- [Required work] Report only the number of lines holding "name".

Stored records:
● ● ● ● ●

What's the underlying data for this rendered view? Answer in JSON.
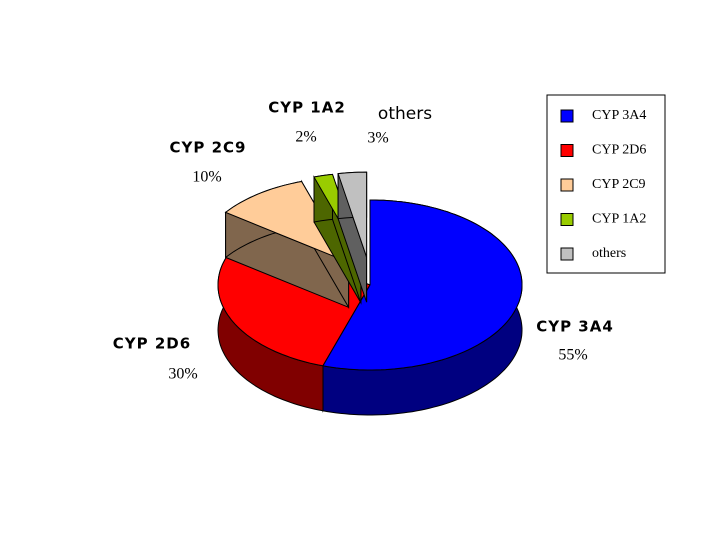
{
  "chart_data": {
    "type": "pie3d",
    "categories": [
      "CYP 3A4",
      "CYP 2D6",
      "CYP 2C9",
      "CYP 1A2",
      "others"
    ],
    "values": [
      55,
      30,
      10,
      2,
      3
    ],
    "value_labels": [
      "55%",
      "30%",
      "10%",
      "2%",
      "3%"
    ],
    "colors": [
      "#0000ff",
      "#ff0000",
      "#ffcc99",
      "#99cc00",
      "#c0c0c0"
    ],
    "exploded": [
      false,
      false,
      true,
      true,
      true
    ],
    "legend": "right"
  }
}
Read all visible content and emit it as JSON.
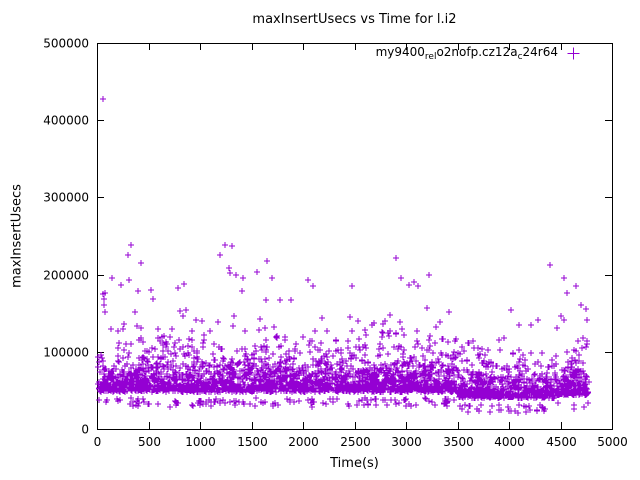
{
  "chart_data": {
    "type": "scatter",
    "title": "maxInsertUsecs vs Time for l.i2",
    "xlabel": "Time(s)",
    "ylabel": "maxInsertUsecs",
    "xlim": [
      0,
      5000
    ],
    "ylim": [
      0,
      500000
    ],
    "xticks": [
      0,
      500,
      1000,
      1500,
      2000,
      2500,
      3000,
      3500,
      4000,
      4500,
      5000
    ],
    "yticks": [
      0,
      100000,
      200000,
      300000,
      400000,
      500000
    ],
    "grid": false,
    "legend_position": "top-right-inside",
    "marker": "plus",
    "point_color": "#9400d3",
    "axis_color": "#000000",
    "background_color": "#ffffff",
    "series_label_segments": [
      {
        "text": "my9400",
        "sub": false
      },
      {
        "text": "rel",
        "sub": true
      },
      {
        "text": "o2nofp.cz12a",
        "sub": false
      },
      {
        "text": "c",
        "sub": true
      },
      {
        "text": "24r64",
        "sub": false
      }
    ],
    "outliers": [
      [
        55,
        428000
      ],
      [
        60,
        175000
      ],
      [
        70,
        168000
      ],
      [
        65,
        160000
      ],
      [
        80,
        152000
      ],
      [
        150,
        196000
      ],
      [
        230,
        186000
      ],
      [
        300,
        225000
      ],
      [
        330,
        238000
      ],
      [
        430,
        215000
      ],
      [
        520,
        180000
      ],
      [
        840,
        188000
      ],
      [
        1190,
        225000
      ],
      [
        1240,
        238000
      ],
      [
        1310,
        237000
      ],
      [
        1280,
        208000
      ],
      [
        1350,
        200000
      ],
      [
        1420,
        195000
      ],
      [
        1650,
        218000
      ],
      [
        1700,
        195000
      ],
      [
        2050,
        193000
      ],
      [
        2100,
        185000
      ],
      [
        2480,
        185000
      ],
      [
        2900,
        222000
      ],
      [
        2950,
        195000
      ],
      [
        3080,
        190000
      ],
      [
        3120,
        185000
      ],
      [
        4400,
        212000
      ],
      [
        4650,
        185000
      ],
      [
        4700,
        160000
      ],
      [
        4750,
        155000
      ]
    ],
    "cloud": {
      "seed": 1337,
      "n": 3200,
      "x_min": 5,
      "x_max": 4780,
      "y_floor_main": 40000,
      "y_floor_dip": 32000,
      "y_floor_end": 36000,
      "dip_start": 3500,
      "dip_end": 4450,
      "dip_scale": 0.78,
      "end_scale": 0.9,
      "core_spread": 16000,
      "wide_spread": 30000,
      "core_prob": 0.72,
      "base_offset": 8000,
      "tail_cap": 4.8,
      "tail_soften": 0.3,
      "low_straggler_prob": 0.05,
      "low_straggler_depth": 11000
    }
  }
}
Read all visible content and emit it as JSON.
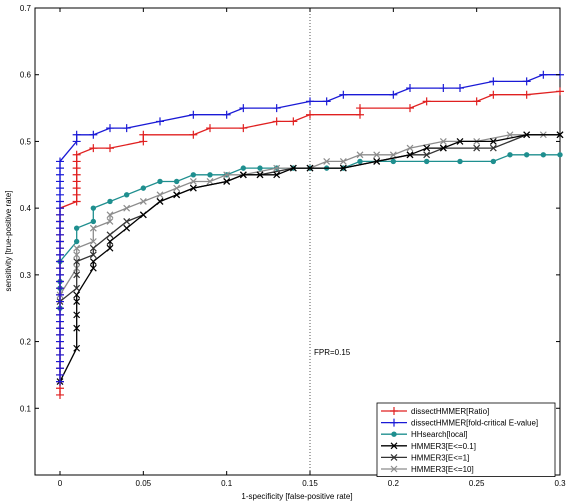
{
  "chart_data": {
    "type": "line",
    "xlabel": "1-specificity [false-positive rate]",
    "ylabel": "sensitivity [true-positive rate]",
    "xlim": [
      -0.015,
      0.3
    ],
    "ylim": [
      0,
      0.7
    ],
    "xticks": [
      0,
      0.05,
      0.1,
      0.15,
      0.2,
      0.25,
      0.3
    ],
    "xtick_labels": [
      "0",
      "0.05",
      "0.1",
      "0.15",
      "0.2",
      "0.25",
      "0.3"
    ],
    "yticks": [
      0.1,
      0.2,
      0.3,
      0.4,
      0.5,
      0.6,
      0.7
    ],
    "ytick_labels": [
      "0.1",
      "0.2",
      "0.3",
      "0.4",
      "0.5",
      "0.6",
      "0.7"
    ],
    "grid": false,
    "legend_position": "bottom-right",
    "reference_line": {
      "x": 0.15,
      "label": "FPR=0.15"
    },
    "series": [
      {
        "name": "dissectHMMER[Ratio]",
        "color": "#e02020",
        "marker": "plus",
        "points": [
          [
            0,
            0.12
          ],
          [
            0,
            0.13
          ],
          [
            0,
            0.14
          ],
          [
            0,
            0.15
          ],
          [
            0,
            0.16
          ],
          [
            0,
            0.17
          ],
          [
            0,
            0.18
          ],
          [
            0,
            0.19
          ],
          [
            0,
            0.2
          ],
          [
            0,
            0.21
          ],
          [
            0,
            0.22
          ],
          [
            0,
            0.23
          ],
          [
            0,
            0.24
          ],
          [
            0,
            0.25
          ],
          [
            0,
            0.26
          ],
          [
            0,
            0.27
          ],
          [
            0,
            0.28
          ],
          [
            0,
            0.29
          ],
          [
            0,
            0.3
          ],
          [
            0,
            0.31
          ],
          [
            0,
            0.32
          ],
          [
            0,
            0.33
          ],
          [
            0,
            0.34
          ],
          [
            0,
            0.35
          ],
          [
            0,
            0.36
          ],
          [
            0,
            0.37
          ],
          [
            0,
            0.38
          ],
          [
            0,
            0.39
          ],
          [
            0,
            0.4
          ],
          [
            0.01,
            0.41
          ],
          [
            0.01,
            0.42
          ],
          [
            0.01,
            0.43
          ],
          [
            0.01,
            0.44
          ],
          [
            0.01,
            0.45
          ],
          [
            0.01,
            0.46
          ],
          [
            0.01,
            0.47
          ],
          [
            0.01,
            0.48
          ],
          [
            0.02,
            0.49
          ],
          [
            0.03,
            0.49
          ],
          [
            0.05,
            0.5
          ],
          [
            0.05,
            0.51
          ],
          [
            0.08,
            0.51
          ],
          [
            0.09,
            0.52
          ],
          [
            0.11,
            0.52
          ],
          [
            0.13,
            0.53
          ],
          [
            0.14,
            0.53
          ],
          [
            0.15,
            0.54
          ],
          [
            0.18,
            0.54
          ],
          [
            0.18,
            0.55
          ],
          [
            0.21,
            0.55
          ],
          [
            0.22,
            0.56
          ],
          [
            0.25,
            0.56
          ],
          [
            0.26,
            0.57
          ],
          [
            0.28,
            0.57
          ],
          [
            0.3,
            0.575
          ]
        ]
      },
      {
        "name": "dissectHMMER[fold-critical E-value]",
        "color": "#1a1ad6",
        "marker": "plus",
        "points": [
          [
            0,
            0.14
          ],
          [
            0,
            0.15
          ],
          [
            0,
            0.16
          ],
          [
            0,
            0.17
          ],
          [
            0,
            0.18
          ],
          [
            0,
            0.19
          ],
          [
            0,
            0.2
          ],
          [
            0,
            0.21
          ],
          [
            0,
            0.22
          ],
          [
            0,
            0.23
          ],
          [
            0,
            0.24
          ],
          [
            0,
            0.25
          ],
          [
            0,
            0.26
          ],
          [
            0,
            0.27
          ],
          [
            0,
            0.28
          ],
          [
            0,
            0.29
          ],
          [
            0,
            0.3
          ],
          [
            0,
            0.31
          ],
          [
            0,
            0.32
          ],
          [
            0,
            0.33
          ],
          [
            0,
            0.34
          ],
          [
            0,
            0.35
          ],
          [
            0,
            0.36
          ],
          [
            0,
            0.37
          ],
          [
            0,
            0.38
          ],
          [
            0,
            0.39
          ],
          [
            0,
            0.4
          ],
          [
            0,
            0.41
          ],
          [
            0,
            0.42
          ],
          [
            0,
            0.43
          ],
          [
            0,
            0.44
          ],
          [
            0,
            0.45
          ],
          [
            0,
            0.46
          ],
          [
            0,
            0.47
          ],
          [
            0.01,
            0.5
          ],
          [
            0.01,
            0.51
          ],
          [
            0.02,
            0.51
          ],
          [
            0.03,
            0.52
          ],
          [
            0.04,
            0.52
          ],
          [
            0.06,
            0.53
          ],
          [
            0.08,
            0.54
          ],
          [
            0.1,
            0.54
          ],
          [
            0.11,
            0.55
          ],
          [
            0.13,
            0.55
          ],
          [
            0.15,
            0.56
          ],
          [
            0.16,
            0.56
          ],
          [
            0.17,
            0.57
          ],
          [
            0.2,
            0.57
          ],
          [
            0.21,
            0.58
          ],
          [
            0.23,
            0.58
          ],
          [
            0.24,
            0.58
          ],
          [
            0.26,
            0.59
          ],
          [
            0.28,
            0.59
          ],
          [
            0.29,
            0.6
          ],
          [
            0.3,
            0.6
          ]
        ]
      },
      {
        "name": "HHsearch[local]",
        "color": "#1f8f8f",
        "marker": "circle",
        "points": [
          [
            0,
            0.25
          ],
          [
            0,
            0.28
          ],
          [
            0,
            0.29
          ],
          [
            0,
            0.32
          ],
          [
            0.01,
            0.35
          ],
          [
            0.01,
            0.37
          ],
          [
            0.02,
            0.38
          ],
          [
            0.02,
            0.4
          ],
          [
            0.03,
            0.41
          ],
          [
            0.04,
            0.42
          ],
          [
            0.05,
            0.43
          ],
          [
            0.06,
            0.44
          ],
          [
            0.07,
            0.44
          ],
          [
            0.08,
            0.45
          ],
          [
            0.09,
            0.45
          ],
          [
            0.1,
            0.45
          ],
          [
            0.11,
            0.46
          ],
          [
            0.12,
            0.46
          ],
          [
            0.13,
            0.46
          ],
          [
            0.14,
            0.46
          ],
          [
            0.15,
            0.46
          ],
          [
            0.16,
            0.46
          ],
          [
            0.17,
            0.46
          ],
          [
            0.18,
            0.47
          ],
          [
            0.2,
            0.47
          ],
          [
            0.22,
            0.47
          ],
          [
            0.24,
            0.47
          ],
          [
            0.26,
            0.47
          ],
          [
            0.27,
            0.48
          ],
          [
            0.28,
            0.48
          ],
          [
            0.29,
            0.48
          ],
          [
            0.3,
            0.48
          ]
        ]
      },
      {
        "name": "HMMER3[E<=0.1]",
        "color": "#000000",
        "marker": "x",
        "points": [
          [
            0,
            0.14
          ],
          [
            0.01,
            0.19
          ],
          [
            0.01,
            0.22
          ],
          [
            0.01,
            0.24
          ],
          [
            0.01,
            0.26
          ],
          [
            0.01,
            0.27
          ],
          [
            0.02,
            0.31
          ],
          [
            0.02,
            0.32
          ],
          [
            0.03,
            0.34
          ],
          [
            0.03,
            0.35
          ],
          [
            0.04,
            0.37
          ],
          [
            0.05,
            0.39
          ],
          [
            0.06,
            0.41
          ],
          [
            0.07,
            0.42
          ],
          [
            0.08,
            0.43
          ],
          [
            0.1,
            0.44
          ],
          [
            0.11,
            0.45
          ],
          [
            0.12,
            0.45
          ],
          [
            0.13,
            0.45
          ],
          [
            0.14,
            0.46
          ],
          [
            0.15,
            0.46
          ],
          [
            0.17,
            0.46
          ],
          [
            0.19,
            0.47
          ],
          [
            0.21,
            0.48
          ],
          [
            0.22,
            0.49
          ],
          [
            0.23,
            0.49
          ],
          [
            0.24,
            0.5
          ],
          [
            0.26,
            0.5
          ],
          [
            0.28,
            0.51
          ],
          [
            0.3,
            0.51
          ]
        ]
      },
      {
        "name": "HMMER3[E<=1]",
        "color": "#333333",
        "marker": "x",
        "points": [
          [
            0,
            0.26
          ],
          [
            0.01,
            0.28
          ],
          [
            0.01,
            0.3
          ],
          [
            0.01,
            0.32
          ],
          [
            0.02,
            0.33
          ],
          [
            0.02,
            0.34
          ],
          [
            0.03,
            0.36
          ],
          [
            0.04,
            0.38
          ],
          [
            0.05,
            0.39
          ],
          [
            0.06,
            0.41
          ],
          [
            0.07,
            0.42
          ],
          [
            0.08,
            0.43
          ],
          [
            0.1,
            0.44
          ],
          [
            0.11,
            0.45
          ],
          [
            0.12,
            0.45
          ],
          [
            0.14,
            0.46
          ],
          [
            0.15,
            0.46
          ],
          [
            0.17,
            0.46
          ],
          [
            0.19,
            0.47
          ],
          [
            0.21,
            0.48
          ],
          [
            0.22,
            0.48
          ],
          [
            0.23,
            0.49
          ],
          [
            0.25,
            0.49
          ],
          [
            0.26,
            0.49
          ],
          [
            0.28,
            0.51
          ],
          [
            0.3,
            0.51
          ]
        ]
      },
      {
        "name": "HMMER3[E<=10]",
        "color": "#8c8c8c",
        "marker": "x",
        "points": [
          [
            0,
            0.27
          ],
          [
            0.01,
            0.31
          ],
          [
            0.01,
            0.33
          ],
          [
            0.01,
            0.34
          ],
          [
            0.02,
            0.35
          ],
          [
            0.02,
            0.37
          ],
          [
            0.03,
            0.38
          ],
          [
            0.03,
            0.39
          ],
          [
            0.04,
            0.4
          ],
          [
            0.05,
            0.41
          ],
          [
            0.06,
            0.42
          ],
          [
            0.07,
            0.43
          ],
          [
            0.08,
            0.44
          ],
          [
            0.09,
            0.44
          ],
          [
            0.1,
            0.45
          ],
          [
            0.11,
            0.45
          ],
          [
            0.13,
            0.46
          ],
          [
            0.15,
            0.46
          ],
          [
            0.16,
            0.47
          ],
          [
            0.17,
            0.47
          ],
          [
            0.18,
            0.48
          ],
          [
            0.19,
            0.48
          ],
          [
            0.2,
            0.48
          ],
          [
            0.21,
            0.49
          ],
          [
            0.23,
            0.5
          ],
          [
            0.25,
            0.5
          ],
          [
            0.27,
            0.51
          ],
          [
            0.28,
            0.51
          ],
          [
            0.29,
            0.51
          ],
          [
            0.3,
            0.51
          ]
        ]
      }
    ]
  }
}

● ● ● ● ●

- [Complete response] 6